● **WORKING DATA**
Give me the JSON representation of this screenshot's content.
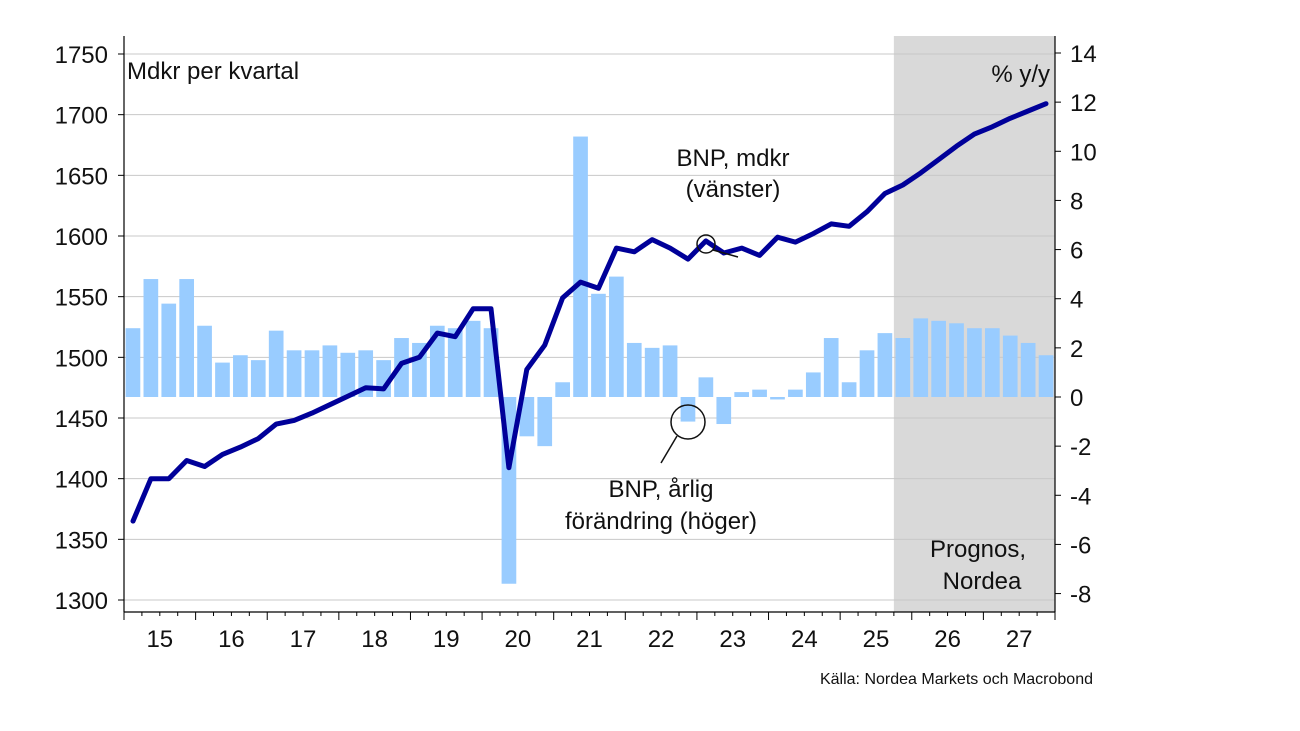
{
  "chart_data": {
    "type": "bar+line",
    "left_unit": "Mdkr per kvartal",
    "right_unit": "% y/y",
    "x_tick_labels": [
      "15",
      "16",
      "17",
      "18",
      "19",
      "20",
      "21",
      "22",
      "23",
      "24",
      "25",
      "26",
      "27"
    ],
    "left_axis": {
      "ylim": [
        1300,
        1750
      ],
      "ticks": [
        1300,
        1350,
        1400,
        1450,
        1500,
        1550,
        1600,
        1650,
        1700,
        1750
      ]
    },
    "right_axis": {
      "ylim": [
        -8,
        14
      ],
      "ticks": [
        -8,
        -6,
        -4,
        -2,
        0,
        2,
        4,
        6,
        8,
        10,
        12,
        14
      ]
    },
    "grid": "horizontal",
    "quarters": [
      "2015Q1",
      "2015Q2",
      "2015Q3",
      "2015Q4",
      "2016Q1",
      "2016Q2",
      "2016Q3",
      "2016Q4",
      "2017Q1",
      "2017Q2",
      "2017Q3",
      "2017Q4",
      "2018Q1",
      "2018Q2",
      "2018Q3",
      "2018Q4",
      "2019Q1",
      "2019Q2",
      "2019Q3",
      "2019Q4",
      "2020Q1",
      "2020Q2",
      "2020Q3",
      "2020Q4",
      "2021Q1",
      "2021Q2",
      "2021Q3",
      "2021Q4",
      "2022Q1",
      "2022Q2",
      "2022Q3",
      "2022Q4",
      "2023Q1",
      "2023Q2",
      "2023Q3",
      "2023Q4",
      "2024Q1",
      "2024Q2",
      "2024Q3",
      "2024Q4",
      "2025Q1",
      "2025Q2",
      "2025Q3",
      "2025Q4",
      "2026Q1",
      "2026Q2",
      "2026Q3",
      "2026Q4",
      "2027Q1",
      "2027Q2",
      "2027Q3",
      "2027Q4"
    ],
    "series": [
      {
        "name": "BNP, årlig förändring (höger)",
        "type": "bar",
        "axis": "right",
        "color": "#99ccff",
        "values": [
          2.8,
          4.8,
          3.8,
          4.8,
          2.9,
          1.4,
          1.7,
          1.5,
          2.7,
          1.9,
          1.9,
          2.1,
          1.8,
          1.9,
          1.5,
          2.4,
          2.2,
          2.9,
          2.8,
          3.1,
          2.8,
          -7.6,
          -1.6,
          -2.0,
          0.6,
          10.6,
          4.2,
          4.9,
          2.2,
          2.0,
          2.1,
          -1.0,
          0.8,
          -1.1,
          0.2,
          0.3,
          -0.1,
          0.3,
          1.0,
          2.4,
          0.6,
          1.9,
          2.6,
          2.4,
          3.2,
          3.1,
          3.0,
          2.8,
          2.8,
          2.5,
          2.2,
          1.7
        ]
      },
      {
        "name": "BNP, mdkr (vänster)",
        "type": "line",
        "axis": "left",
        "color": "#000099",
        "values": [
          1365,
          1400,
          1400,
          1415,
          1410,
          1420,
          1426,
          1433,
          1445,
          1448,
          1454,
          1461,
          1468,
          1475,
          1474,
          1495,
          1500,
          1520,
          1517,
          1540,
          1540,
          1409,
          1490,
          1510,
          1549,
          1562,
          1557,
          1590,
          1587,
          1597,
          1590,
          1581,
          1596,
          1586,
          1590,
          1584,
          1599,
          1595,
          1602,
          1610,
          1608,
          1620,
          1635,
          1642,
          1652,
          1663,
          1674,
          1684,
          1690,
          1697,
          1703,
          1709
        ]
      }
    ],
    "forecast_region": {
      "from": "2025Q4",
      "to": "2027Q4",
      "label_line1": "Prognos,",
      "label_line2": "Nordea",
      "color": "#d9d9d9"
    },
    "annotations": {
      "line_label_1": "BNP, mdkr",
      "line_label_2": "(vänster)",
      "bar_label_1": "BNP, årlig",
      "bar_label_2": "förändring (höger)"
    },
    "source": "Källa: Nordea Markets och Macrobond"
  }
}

● **EXERCISE TASK**
Make an exact copy of the records shown above, without the pictures.

● **ANSWER TO THE EXERCISE**
Give me the JSON representation of this screenshot's content.
{
  "chart_data": {
    "type": "bar+line",
    "left_unit": "Mdkr per kvartal",
    "right_unit": "% y/y",
    "x_tick_labels": [
      "15",
      "16",
      "17",
      "18",
      "19",
      "20",
      "21",
      "22",
      "23",
      "24",
      "25",
      "26",
      "27"
    ],
    "left_axis": {
      "ylim": [
        1300,
        1750
      ],
      "ticks": [
        1300,
        1350,
        1400,
        1450,
        1500,
        1550,
        1600,
        1650,
        1700,
        1750
      ]
    },
    "right_axis": {
      "ylim": [
        -8,
        14
      ],
      "ticks": [
        -8,
        -6,
        -4,
        -2,
        0,
        2,
        4,
        6,
        8,
        10,
        12,
        14
      ]
    },
    "grid": "horizontal",
    "quarters": [
      "2015Q1",
      "2015Q2",
      "2015Q3",
      "2015Q4",
      "2016Q1",
      "2016Q2",
      "2016Q3",
      "2016Q4",
      "2017Q1",
      "2017Q2",
      "2017Q3",
      "2017Q4",
      "2018Q1",
      "2018Q2",
      "2018Q3",
      "2018Q4",
      "2019Q1",
      "2019Q2",
      "2019Q3",
      "2019Q4",
      "2020Q1",
      "2020Q2",
      "2020Q3",
      "2020Q4",
      "2021Q1",
      "2021Q2",
      "2021Q3",
      "2021Q4",
      "2022Q1",
      "2022Q2",
      "2022Q3",
      "2022Q4",
      "2023Q1",
      "2023Q2",
      "2023Q3",
      "2023Q4",
      "2024Q1",
      "2024Q2",
      "2024Q3",
      "2024Q4",
      "2025Q1",
      "2025Q2",
      "2025Q3",
      "2025Q4",
      "2026Q1",
      "2026Q2",
      "2026Q3",
      "2026Q4",
      "2027Q1",
      "2027Q2",
      "2027Q3",
      "2027Q4"
    ],
    "series": [
      {
        "name": "BNP, årlig förändring (höger)",
        "type": "bar",
        "axis": "right",
        "color": "#99ccff",
        "values": [
          2.8,
          4.8,
          3.8,
          4.8,
          2.9,
          1.4,
          1.7,
          1.5,
          2.7,
          1.9,
          1.9,
          2.1,
          1.8,
          1.9,
          1.5,
          2.4,
          2.2,
          2.9,
          2.8,
          3.1,
          2.8,
          -7.6,
          -1.6,
          -2.0,
          0.6,
          10.6,
          4.2,
          4.9,
          2.2,
          2.0,
          2.1,
          -1.0,
          0.8,
          -1.1,
          0.2,
          0.3,
          -0.1,
          0.3,
          1.0,
          2.4,
          0.6,
          1.9,
          2.6,
          2.4,
          3.2,
          3.1,
          3.0,
          2.8,
          2.8,
          2.5,
          2.2,
          1.7
        ]
      },
      {
        "name": "BNP, mdkr (vänster)",
        "type": "line",
        "axis": "left",
        "color": "#000099",
        "values": [
          1365,
          1400,
          1400,
          1415,
          1410,
          1420,
          1426,
          1433,
          1445,
          1448,
          1454,
          1461,
          1468,
          1475,
          1474,
          1495,
          1500,
          1520,
          1517,
          1540,
          1540,
          1409,
          1490,
          1510,
          1549,
          1562,
          1557,
          1590,
          1587,
          1597,
          1590,
          1581,
          1596,
          1586,
          1590,
          1584,
          1599,
          1595,
          1602,
          1610,
          1608,
          1620,
          1635,
          1642,
          1652,
          1663,
          1674,
          1684,
          1690,
          1697,
          1703,
          1709
        ]
      }
    ],
    "forecast_region": {
      "from": "2025Q4",
      "to": "2027Q4",
      "label_line1": "Prognos,",
      "label_line2": "Nordea",
      "color": "#d9d9d9"
    },
    "annotations": {
      "line_label_1": "BNP, mdkr",
      "line_label_2": "(vänster)",
      "bar_label_1": "BNP, årlig",
      "bar_label_2": "förändring (höger)"
    },
    "source": "Källa: Nordea Markets och Macrobond"
  }
}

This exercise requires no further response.